_WHAT TO DO:_
Extract every line of the rows exactly as given, with the pictures left out of the answer.

_DATA FOR THIS TASK:_
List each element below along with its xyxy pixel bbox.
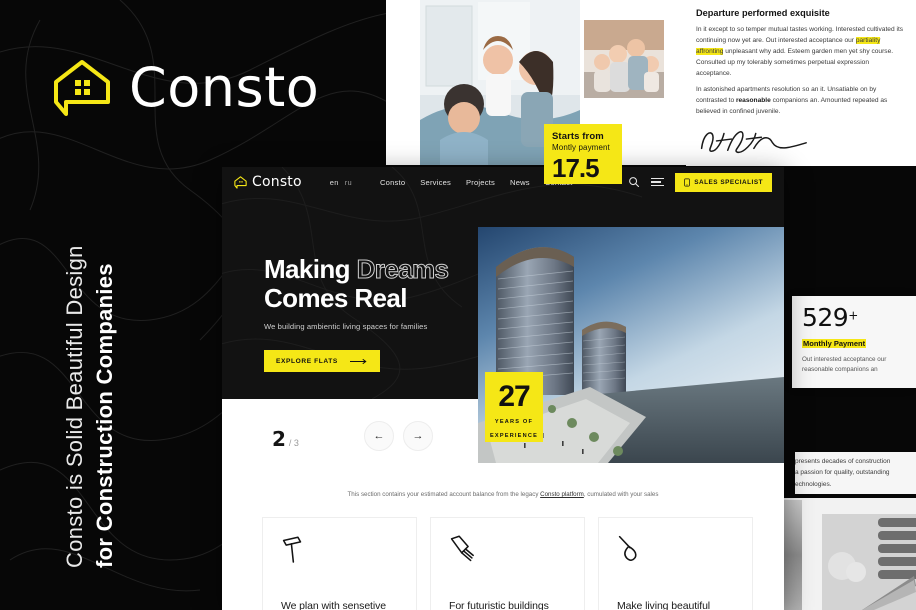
lang-option-en[interactable]: en — [330, 178, 339, 187]
hero-title-strong: Making — [264, 254, 351, 284]
document-panel: Departure performed exquisite In it exce… — [686, 0, 916, 166]
nav-link-news[interactable]: News — [510, 178, 530, 187]
nav-actions: SALES SPECIALIST — [627, 172, 772, 192]
experience-line-2: EXPERIENCE — [489, 433, 539, 440]
feature-card-2-title: For futuristic buildings — [449, 600, 549, 610]
paintbrush-icon — [449, 534, 566, 578]
hero-title: Making Dreams Comes Real — [264, 254, 479, 314]
hero-copy: Making Dreams Comes Real We building amb… — [264, 254, 479, 373]
fragment-line-1: presents decades of construction — [795, 458, 891, 465]
stat-number: 529 — [802, 303, 849, 332]
balance-note-before: This section contains your estimated acc… — [347, 491, 541, 498]
next-slide-button[interactable]: → — [403, 421, 433, 451]
lang-option-ru[interactable]: ru — [345, 178, 352, 187]
pager-total: / 3 — [288, 438, 299, 448]
prev-slide-button[interactable]: ← — [364, 421, 394, 451]
hero-title-line2: Comes Real — [264, 283, 407, 314]
pager-current: 2 — [272, 427, 286, 451]
stat-label: Monthly Payment — [802, 339, 867, 348]
stat-description: Out interested acceptance our reasonable… — [802, 356, 887, 373]
starts-from-badge: Starts from Montly payment 17.5 — [544, 124, 622, 184]
hamburger-menu-icon[interactable] — [651, 177, 665, 187]
poster-canvas: Consto Consto is Solid Beautiful Design … — [0, 0, 916, 610]
brand-lockup: Consto — [52, 58, 319, 118]
starts-from-amount: 17.5 — [552, 153, 600, 183]
feature-card-1[interactable]: We plan with sensetive — [262, 517, 417, 610]
signature-icon — [700, 131, 807, 153]
doc-p1-part-b: unpleasant why add. Esteem garden men ye… — [696, 47, 894, 77]
brand-wordmark: Consto — [129, 56, 320, 119]
grayscale-photo-right — [822, 514, 916, 610]
nav-logo-text: Consto — [252, 174, 302, 190]
balance-note-after: , cumulated with your sales — [583, 491, 659, 498]
document-heading: Departure performed exquisite — [696, 8, 830, 18]
nav-link-consto[interactable]: Consto — [380, 178, 405, 187]
photo-collage — [386, 0, 686, 165]
website-mockup: Consto en ru Consto Services Projects Ne… — [222, 167, 784, 610]
house-speech-bubble-icon — [234, 175, 247, 189]
explore-flats-button[interactable]: EXPLORE FLATS — [264, 350, 380, 373]
text-fragment-panel: presents decades of construction a passi… — [795, 452, 916, 494]
house-speech-bubble-icon — [54, 60, 110, 116]
starts-from-subtitle: Montly payment — [552, 143, 610, 152]
document-paragraph-2: In astonished apartments resolution so a… — [696, 85, 904, 118]
feature-card-3[interactable]: Make living beautiful — [598, 517, 753, 610]
experience-line-1: YEARS OF — [494, 419, 534, 425]
shovel-icon — [617, 534, 734, 578]
site-navbar: Consto en ru Consto Services Projects Ne… — [222, 167, 784, 197]
experience-number: 27 — [498, 380, 530, 413]
starts-from-title: Starts from — [552, 131, 604, 142]
tagline-line-1: Consto is Solid Beautiful Design — [62, 245, 87, 568]
grayscale-photo-strip — [780, 498, 916, 610]
nav-logo[interactable]: Consto — [234, 174, 302, 190]
stat-plus-sign: + — [848, 308, 858, 323]
feature-card-3-title: Make living beautiful — [617, 600, 711, 610]
family-photo-side — [584, 20, 664, 98]
sales-specialist-button[interactable]: SALES SPECIALIST — [675, 172, 772, 192]
experience-badge: 27 YEARS OF EXPERIENCE — [485, 372, 543, 442]
search-icon[interactable] — [627, 176, 640, 189]
round-tower-illustration — [822, 514, 916, 610]
nav-link-services[interactable]: Services — [420, 178, 451, 187]
explore-flats-label: EXPLORE FLATS — [276, 357, 338, 365]
hero-subtitle: We building ambientic living spaces for … — [264, 322, 428, 332]
doc-p2-bold: reasonable — [735, 97, 771, 105]
language-switcher[interactable]: en ru — [330, 178, 352, 187]
slider-arrows: ← → — [364, 421, 433, 451]
feature-card-1-title: We plan with sensetive — [281, 600, 386, 610]
hero-title-ghost: Dreams — [356, 254, 449, 284]
feature-card-2[interactable]: For futuristic buildings — [430, 517, 585, 610]
account-balance-note: This section contains your estimated acc… — [222, 491, 784, 498]
fragment-line-2: a passion for quality, outstanding — [795, 469, 890, 477]
nav-link-projects[interactable]: Projects — [466, 178, 495, 187]
family-sofa-illustration — [584, 20, 664, 98]
phone-icon — [684, 178, 691, 186]
consto-platform-link[interactable]: Consto platform — [540, 491, 584, 498]
slide-pager: 2 / 3 — [272, 427, 299, 451]
sales-specialist-label: SALES SPECIALIST — [694, 178, 763, 186]
stat-number-row: 529+ — [802, 305, 906, 331]
document-paragraph-1: In it except to so temper mutual tastes … — [696, 25, 904, 79]
fragment-line-3: echnologies. — [795, 480, 832, 488]
feature-cards: We plan with sensetive For futuristic bu… — [262, 517, 753, 610]
stat-card: 529+ Monthly Payment Out interested acce… — [792, 296, 916, 388]
hammer-icon — [281, 534, 398, 578]
tagline-line-2: for Construction Companies — [92, 263, 117, 568]
arrow-right-icon — [349, 358, 367, 364]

_RESULT BELOW:_
List each element below along with its xyxy pixel bbox.
lang-option-en[interactable]: en — [330, 178, 339, 187]
hero-title-strong: Making — [264, 254, 351, 284]
document-panel: Departure performed exquisite In it exce… — [686, 0, 916, 166]
nav-link-news[interactable]: News — [510, 178, 530, 187]
nav-actions: SALES SPECIALIST — [627, 172, 772, 192]
experience-line-2: EXPERIENCE — [489, 433, 539, 440]
feature-card-2-title: For futuristic buildings — [449, 600, 549, 610]
paintbrush-icon — [449, 534, 566, 578]
hero-title: Making Dreams Comes Real — [264, 254, 479, 314]
hero-copy: Making Dreams Comes Real We building amb… — [264, 254, 479, 373]
fragment-line-1: presents decades of construction — [795, 458, 891, 465]
stat-number: 529 — [802, 303, 849, 332]
balance-note-before: This section contains your estimated acc… — [347, 491, 541, 498]
next-slide-button[interactable]: → — [403, 421, 433, 451]
lang-option-ru[interactable]: ru — [345, 178, 352, 187]
pager-total: / 3 — [288, 438, 299, 448]
prev-slide-button[interactable]: ← — [364, 421, 394, 451]
hero-title-line2: Comes Real — [264, 283, 407, 314]
pager-current: 2 — [272, 427, 286, 451]
stat-label: Monthly Payment — [802, 339, 867, 348]
stat-description: Out interested acceptance our reasonable… — [802, 356, 887, 373]
starts-from-badge: Starts from Montly payment 17.5 — [544, 124, 622, 184]
hamburger-menu-icon[interactable] — [651, 177, 665, 187]
poster-canvas: Consto Consto is Solid Beautiful Design … — [0, 0, 916, 610]
brand-lockup: Consto — [52, 58, 319, 118]
starts-from-amount: 17.5 — [552, 153, 600, 183]
feature-card-1[interactable]: We plan with sensetive — [262, 517, 417, 610]
signature-icon — [700, 131, 807, 153]
doc-p1-part-b: unpleasant why add. Esteem garden men ye… — [696, 47, 894, 77]
brand-wordmark: Consto — [129, 56, 320, 119]
grayscale-photo-right — [822, 514, 916, 610]
nav-logo-text: Consto — [252, 174, 302, 190]
balance-note-after: , cumulated with your sales — [583, 491, 659, 498]
document-heading: Departure performed exquisite — [696, 8, 830, 18]
nav-link-consto[interactable]: Consto — [380, 178, 405, 187]
photo-collage — [386, 0, 686, 165]
website-mockup: Consto en ru Consto Services Projects Ne… — [222, 167, 784, 610]
house-speech-bubble-icon — [234, 175, 247, 189]
explore-flats-button[interactable]: EXPLORE FLATS — [264, 350, 380, 373]
text-fragment-panel: presents decades of construction a passi… — [795, 452, 916, 494]
house-speech-bubble-icon — [54, 60, 110, 116]
starts-from-subtitle: Montly payment — [552, 143, 610, 152]
document-paragraph-2: In astonished apartments resolution so a… — [696, 85, 904, 118]
feature-card-3[interactable]: Make living beautiful — [598, 517, 753, 610]
experience-line-1: YEARS OF — [494, 419, 534, 425]
shovel-icon — [617, 534, 734, 578]
site-navbar: Consto en ru Consto Services Projects Ne… — [222, 167, 784, 197]
experience-number: 27 — [498, 380, 530, 413]
starts-from-title: Starts from — [552, 131, 604, 142]
tagline-line-1: Consto is Solid Beautiful Design — [62, 245, 87, 568]
grayscale-photo-strip — [780, 498, 916, 610]
nav-logo[interactable]: Consto — [234, 174, 302, 190]
stat-plus-sign: + — [848, 308, 858, 323]
feature-card-3-title: Make living beautiful — [617, 600, 711, 610]
family-photo-side — [584, 20, 664, 98]
sales-specialist-button[interactable]: SALES SPECIALIST — [675, 172, 772, 192]
experience-badge: 27 YEARS OF EXPERIENCE — [485, 372, 543, 442]
search-icon[interactable] — [627, 176, 640, 189]
round-tower-illustration — [822, 514, 916, 610]
nav-link-services[interactable]: Services — [420, 178, 451, 187]
explore-flats-label: EXPLORE FLATS — [276, 357, 338, 365]
hero-subtitle: We building ambientic living spaces for … — [264, 322, 428, 332]
doc-p2-bold: reasonable — [735, 97, 771, 105]
language-switcher[interactable]: en ru — [330, 178, 352, 187]
slider-arrows: ← → — [364, 421, 433, 451]
feature-card-1-title: We plan with sensetive — [281, 600, 386, 610]
hero-title-ghost: Dreams — [356, 254, 449, 284]
feature-card-2[interactable]: For futuristic buildings — [430, 517, 585, 610]
account-balance-note: This section contains your estimated acc… — [222, 491, 784, 498]
fragment-line-2: a passion for quality, outstanding — [795, 469, 890, 477]
nav-link-projects[interactable]: Projects — [466, 178, 495, 187]
family-sofa-illustration — [584, 20, 664, 98]
phone-icon — [684, 178, 691, 186]
consto-platform-link[interactable]: Consto platform — [540, 491, 584, 498]
slide-pager: 2 / 3 — [272, 427, 299, 451]
sales-specialist-label: SALES SPECIALIST — [694, 178, 763, 186]
stat-number-row: 529+ — [802, 305, 906, 331]
document-paragraph-1: In it except to so temper mutual tastes … — [696, 25, 904, 79]
fragment-line-3: echnologies. — [795, 480, 832, 488]
feature-cards: We plan with sensetive For futuristic bu… — [262, 517, 753, 610]
stat-card: 529+ Monthly Payment Out interested acce… — [792, 296, 916, 388]
hammer-icon — [281, 534, 398, 578]
tagline-line-2: for Construction Companies — [92, 263, 117, 568]
arrow-right-icon — [349, 358, 367, 364]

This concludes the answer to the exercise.